- [PROVIDED RECORDS]:
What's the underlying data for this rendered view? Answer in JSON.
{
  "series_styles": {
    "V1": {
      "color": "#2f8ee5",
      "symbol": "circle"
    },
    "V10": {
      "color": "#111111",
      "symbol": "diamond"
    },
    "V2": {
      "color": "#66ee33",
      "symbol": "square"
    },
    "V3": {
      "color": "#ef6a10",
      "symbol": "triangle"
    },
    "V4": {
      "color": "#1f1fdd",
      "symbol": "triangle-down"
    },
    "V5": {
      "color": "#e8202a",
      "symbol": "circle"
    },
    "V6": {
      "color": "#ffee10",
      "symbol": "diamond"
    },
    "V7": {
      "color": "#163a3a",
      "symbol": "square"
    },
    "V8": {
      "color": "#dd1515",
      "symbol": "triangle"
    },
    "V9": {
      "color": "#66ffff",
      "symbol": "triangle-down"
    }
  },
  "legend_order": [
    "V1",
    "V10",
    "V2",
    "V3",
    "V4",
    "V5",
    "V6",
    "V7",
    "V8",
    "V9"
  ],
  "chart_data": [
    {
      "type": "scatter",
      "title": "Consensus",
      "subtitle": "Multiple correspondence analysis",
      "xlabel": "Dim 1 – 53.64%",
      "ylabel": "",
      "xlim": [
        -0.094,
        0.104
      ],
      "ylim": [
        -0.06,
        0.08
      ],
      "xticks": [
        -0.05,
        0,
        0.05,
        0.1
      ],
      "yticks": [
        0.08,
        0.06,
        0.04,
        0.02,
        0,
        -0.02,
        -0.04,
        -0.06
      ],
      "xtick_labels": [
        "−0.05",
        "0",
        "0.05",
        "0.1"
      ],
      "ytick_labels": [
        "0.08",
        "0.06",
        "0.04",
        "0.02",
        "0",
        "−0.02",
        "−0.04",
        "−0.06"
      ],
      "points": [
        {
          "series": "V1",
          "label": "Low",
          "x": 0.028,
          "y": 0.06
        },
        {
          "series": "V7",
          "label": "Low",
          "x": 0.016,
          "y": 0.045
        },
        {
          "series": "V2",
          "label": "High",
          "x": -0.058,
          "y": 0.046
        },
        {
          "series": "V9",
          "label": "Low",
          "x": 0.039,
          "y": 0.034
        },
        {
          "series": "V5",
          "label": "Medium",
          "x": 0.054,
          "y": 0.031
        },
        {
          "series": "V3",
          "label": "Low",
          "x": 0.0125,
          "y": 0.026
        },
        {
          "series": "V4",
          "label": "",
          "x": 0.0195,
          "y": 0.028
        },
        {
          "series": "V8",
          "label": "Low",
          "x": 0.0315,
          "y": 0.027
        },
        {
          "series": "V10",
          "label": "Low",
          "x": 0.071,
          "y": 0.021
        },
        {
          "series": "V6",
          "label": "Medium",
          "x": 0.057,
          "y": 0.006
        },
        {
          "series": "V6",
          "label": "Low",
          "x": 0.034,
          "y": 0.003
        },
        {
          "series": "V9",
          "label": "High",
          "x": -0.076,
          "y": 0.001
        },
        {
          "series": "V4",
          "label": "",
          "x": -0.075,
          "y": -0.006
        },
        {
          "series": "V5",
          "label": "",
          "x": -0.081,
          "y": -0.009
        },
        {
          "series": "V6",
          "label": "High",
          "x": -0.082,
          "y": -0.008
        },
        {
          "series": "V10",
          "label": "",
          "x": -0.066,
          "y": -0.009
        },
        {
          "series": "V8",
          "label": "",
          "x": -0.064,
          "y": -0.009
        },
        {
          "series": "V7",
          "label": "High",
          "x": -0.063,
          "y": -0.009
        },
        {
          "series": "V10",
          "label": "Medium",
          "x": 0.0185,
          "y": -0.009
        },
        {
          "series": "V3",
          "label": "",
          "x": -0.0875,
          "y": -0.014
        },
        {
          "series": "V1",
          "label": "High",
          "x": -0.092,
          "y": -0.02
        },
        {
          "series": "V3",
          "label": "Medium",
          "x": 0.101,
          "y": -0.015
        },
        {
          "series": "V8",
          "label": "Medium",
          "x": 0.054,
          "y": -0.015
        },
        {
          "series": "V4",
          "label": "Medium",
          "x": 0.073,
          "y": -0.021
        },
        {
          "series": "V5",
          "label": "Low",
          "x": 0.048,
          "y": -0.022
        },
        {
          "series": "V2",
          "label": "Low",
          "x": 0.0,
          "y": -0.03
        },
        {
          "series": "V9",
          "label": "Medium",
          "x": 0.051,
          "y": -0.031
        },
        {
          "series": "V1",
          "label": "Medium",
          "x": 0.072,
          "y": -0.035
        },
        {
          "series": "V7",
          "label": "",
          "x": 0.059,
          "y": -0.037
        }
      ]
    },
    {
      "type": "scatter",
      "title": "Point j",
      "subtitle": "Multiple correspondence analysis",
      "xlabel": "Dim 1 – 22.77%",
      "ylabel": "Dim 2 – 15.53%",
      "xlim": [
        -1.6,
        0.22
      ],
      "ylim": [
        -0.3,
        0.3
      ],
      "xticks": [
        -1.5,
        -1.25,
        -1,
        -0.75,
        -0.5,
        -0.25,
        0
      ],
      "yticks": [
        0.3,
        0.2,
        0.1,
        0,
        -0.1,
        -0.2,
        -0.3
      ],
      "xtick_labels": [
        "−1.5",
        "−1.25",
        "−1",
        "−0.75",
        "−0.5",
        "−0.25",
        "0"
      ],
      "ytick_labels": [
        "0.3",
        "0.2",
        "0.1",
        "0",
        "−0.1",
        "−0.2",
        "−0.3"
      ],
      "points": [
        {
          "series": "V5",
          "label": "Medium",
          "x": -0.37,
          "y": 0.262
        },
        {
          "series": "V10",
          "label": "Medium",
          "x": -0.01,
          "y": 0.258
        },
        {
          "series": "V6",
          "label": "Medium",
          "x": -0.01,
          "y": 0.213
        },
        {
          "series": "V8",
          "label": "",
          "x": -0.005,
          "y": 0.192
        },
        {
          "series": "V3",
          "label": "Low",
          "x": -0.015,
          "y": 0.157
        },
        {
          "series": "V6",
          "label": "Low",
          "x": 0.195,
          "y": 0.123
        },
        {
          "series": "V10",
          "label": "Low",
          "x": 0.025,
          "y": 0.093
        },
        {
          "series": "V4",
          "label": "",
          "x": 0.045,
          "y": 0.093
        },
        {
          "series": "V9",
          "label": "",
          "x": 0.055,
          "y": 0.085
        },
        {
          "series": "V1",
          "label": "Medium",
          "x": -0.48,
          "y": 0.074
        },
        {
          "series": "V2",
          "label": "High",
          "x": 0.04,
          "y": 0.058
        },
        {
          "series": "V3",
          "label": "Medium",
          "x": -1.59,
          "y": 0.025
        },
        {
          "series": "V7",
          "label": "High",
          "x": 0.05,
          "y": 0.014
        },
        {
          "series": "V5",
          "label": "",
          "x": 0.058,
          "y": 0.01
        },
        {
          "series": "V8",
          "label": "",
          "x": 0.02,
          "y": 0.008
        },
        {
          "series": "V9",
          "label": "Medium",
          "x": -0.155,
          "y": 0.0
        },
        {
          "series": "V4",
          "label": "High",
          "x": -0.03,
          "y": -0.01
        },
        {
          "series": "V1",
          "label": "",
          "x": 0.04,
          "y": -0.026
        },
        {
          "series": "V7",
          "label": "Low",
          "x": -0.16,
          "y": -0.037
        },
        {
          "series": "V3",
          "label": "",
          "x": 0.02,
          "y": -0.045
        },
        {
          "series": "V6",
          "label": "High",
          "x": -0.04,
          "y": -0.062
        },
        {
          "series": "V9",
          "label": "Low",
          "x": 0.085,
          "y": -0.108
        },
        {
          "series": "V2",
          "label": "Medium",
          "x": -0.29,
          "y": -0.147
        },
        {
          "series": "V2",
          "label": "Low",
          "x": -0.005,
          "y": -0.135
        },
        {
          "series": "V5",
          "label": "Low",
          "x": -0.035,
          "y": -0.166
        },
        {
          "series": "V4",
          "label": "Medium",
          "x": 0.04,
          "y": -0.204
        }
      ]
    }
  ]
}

- [JOB]: Copy every line of the data that holds the string "color".

- [PROBLEM SOLUTION]:
      "color": "#2f8ee5",
      "color": "#111111",
      "color": "#66ee33",
      "color": "#ef6a10",
      "color": "#1f1fdd",
      "color": "#e8202a",
      "color": "#ffee10",
      "color": "#163a3a",
      "color": "#dd1515",
      "color": "#66ffff",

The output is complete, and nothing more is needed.